To be done>
Write out every entry word for word.

Excerpt from a dataset
((

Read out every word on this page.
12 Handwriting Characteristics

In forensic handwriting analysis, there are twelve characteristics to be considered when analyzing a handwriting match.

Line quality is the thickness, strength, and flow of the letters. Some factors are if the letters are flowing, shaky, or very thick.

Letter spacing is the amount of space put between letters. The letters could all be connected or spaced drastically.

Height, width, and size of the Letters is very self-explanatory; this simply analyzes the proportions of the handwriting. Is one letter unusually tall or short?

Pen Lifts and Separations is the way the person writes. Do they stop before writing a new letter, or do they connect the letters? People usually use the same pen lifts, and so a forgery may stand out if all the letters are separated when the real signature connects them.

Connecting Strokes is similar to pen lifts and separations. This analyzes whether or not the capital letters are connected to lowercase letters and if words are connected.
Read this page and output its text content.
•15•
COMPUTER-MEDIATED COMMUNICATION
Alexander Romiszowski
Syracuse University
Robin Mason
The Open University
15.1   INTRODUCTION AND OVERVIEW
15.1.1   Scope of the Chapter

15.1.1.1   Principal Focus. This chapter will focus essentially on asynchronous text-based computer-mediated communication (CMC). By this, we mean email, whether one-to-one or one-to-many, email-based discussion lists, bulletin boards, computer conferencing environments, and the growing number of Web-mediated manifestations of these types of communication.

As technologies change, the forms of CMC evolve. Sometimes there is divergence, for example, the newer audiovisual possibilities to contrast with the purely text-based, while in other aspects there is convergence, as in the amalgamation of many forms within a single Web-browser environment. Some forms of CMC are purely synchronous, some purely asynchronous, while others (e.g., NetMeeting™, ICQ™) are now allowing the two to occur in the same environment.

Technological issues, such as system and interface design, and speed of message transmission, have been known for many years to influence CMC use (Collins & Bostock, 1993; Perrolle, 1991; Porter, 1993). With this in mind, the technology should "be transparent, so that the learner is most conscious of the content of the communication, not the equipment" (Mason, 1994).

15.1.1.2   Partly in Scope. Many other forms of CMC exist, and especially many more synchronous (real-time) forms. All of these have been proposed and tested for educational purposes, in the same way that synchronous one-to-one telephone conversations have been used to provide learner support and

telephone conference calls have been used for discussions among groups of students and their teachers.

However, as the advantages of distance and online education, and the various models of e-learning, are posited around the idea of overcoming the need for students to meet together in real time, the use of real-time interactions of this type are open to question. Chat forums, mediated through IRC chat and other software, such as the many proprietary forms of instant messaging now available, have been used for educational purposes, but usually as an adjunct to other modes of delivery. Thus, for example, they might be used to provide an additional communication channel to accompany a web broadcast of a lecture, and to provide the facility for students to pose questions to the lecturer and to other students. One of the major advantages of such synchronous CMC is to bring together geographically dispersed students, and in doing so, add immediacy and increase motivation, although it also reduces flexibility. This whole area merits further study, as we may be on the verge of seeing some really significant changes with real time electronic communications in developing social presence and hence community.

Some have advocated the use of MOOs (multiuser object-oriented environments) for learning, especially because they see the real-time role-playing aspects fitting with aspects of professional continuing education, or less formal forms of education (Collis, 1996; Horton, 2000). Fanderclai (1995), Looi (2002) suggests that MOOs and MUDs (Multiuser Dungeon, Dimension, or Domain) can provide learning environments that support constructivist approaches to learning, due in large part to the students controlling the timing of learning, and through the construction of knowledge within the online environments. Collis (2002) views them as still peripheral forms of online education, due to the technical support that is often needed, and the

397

))

Result of the task>
Read out every word on this page.
12 Handwriting Characteristics

In forensic handwriting analysis, there are twelve characteristics to be considered when analyzing a handwriting match.

Line quality is the thickness, strength, and flow of the letters. Some factors are if the letters are flowing, shaky, or very thick.

Letter spacing is the amount of space put between letters. The letters could all be connected or spaced drastically.

Height, width, and size of the Letters is very self-explanatory; this simply analyzes the proportions of the handwriting. Is one letter unusually tall or short?

Pen Lifts and Separations is the way the person writes. Do they stop before writing a new letter, or do they connect the letters? People usually use the same pen lifts, and so a forgery may stand out if all the letters are separated when the real signature connects them.

Connecting Strokes is similar to pen lifts and separations. This analyzes whether or not the capital letters are connected to lowercase letters and if words are connected.
Read this page and output its text content.
•15•
COMPUTER-MEDIATED COMMUNICATION
Alexander Romiszowski
Syracuse University
Robin Mason
The Open University
15.1   INTRODUCTION AND OVERVIEW
15.1.1   Scope of the Chapter

15.1.1.1   Principal Focus. This chapter will focus essentially on asynchronous text-based computer-mediated communication (CMC). By this, we mean email, whether one-to-one or one-to-many, email-based discussion lists, bulletin boards, computer conferencing environments, and the growing number of Web-mediated manifestations of these types of communication.

As technologies change, the forms of CMC evolve. Sometimes there is divergence, for example, the newer audiovisual possibilities to contrast with the purely text-based, while in other aspects there is convergence, as in the amalgamation of many forms within a single Web-browser environment. Some forms of CMC are purely synchronous, some purely asynchronous, while others (e.g., NetMeeting™, ICQ™) are now allowing the two to occur in the same environment.

Technological issues, such as system and interface design, and speed of message transmission, have been known for many years to influence CMC use (Collins & Bostock, 1993; Perrolle, 1991; Porter, 1993). With this in mind, the technology should "be transparent, so that the learner is most conscious of the content of the communication, not the equipment" (Mason, 1994).

15.1.1.2   Partly in Scope. Many other forms of CMC exist, and especially many more synchronous (real-time) forms. All of these have been proposed and tested for educational purposes, in the same way that synchronous one-to-one telephone conversations have been used to provide learner support and

telephone conference calls have been used for discussions among groups of students and their teachers.

However, as the advantages of distance and online education, and the various models of e-learning, are posited around the idea of overcoming the need for students to meet together in real time, the use of real-time interactions of this type are open to question. Chat forums, mediated through IRC chat and other software, such as the many proprietary forms of instant messaging now available, have been used for educational purposes, but usually as an adjunct to other modes of delivery. Thus, for example, they might be used to provide an additional communication channel to accompany a web broadcast of a lecture, and to provide the facility for students to pose questions to the lecturer and to other students. One of the major advantages of such synchronous CMC is to bring together geographically dispersed students, and in doing so, add immediacy and increase motivation, although it also reduces flexibility. This whole area merits further study, as we may be on the verge of seeing some really significant changes with real time electronic communications in developing social presence and hence community.

Some have advocated the use of MOOs (multiuser object-oriented environments) for learning, especially because they see the real-time role-playing aspects fitting with aspects of professional continuing education, or less formal forms of education (Collis, 1996; Horton, 2000). Fanderclai (1995), Looi (2002) suggests that MOOs and MUDs (Multiuser Dungeon, Dimension, or Domain) can provide learning environments that support constructivist approaches to learning, due in large part to the students controlling the timing of learning, and through the construction of knowledge within the online environments. Collis (2002) views them as still peripheral forms of online education, due to the technical support that is often needed, and the

397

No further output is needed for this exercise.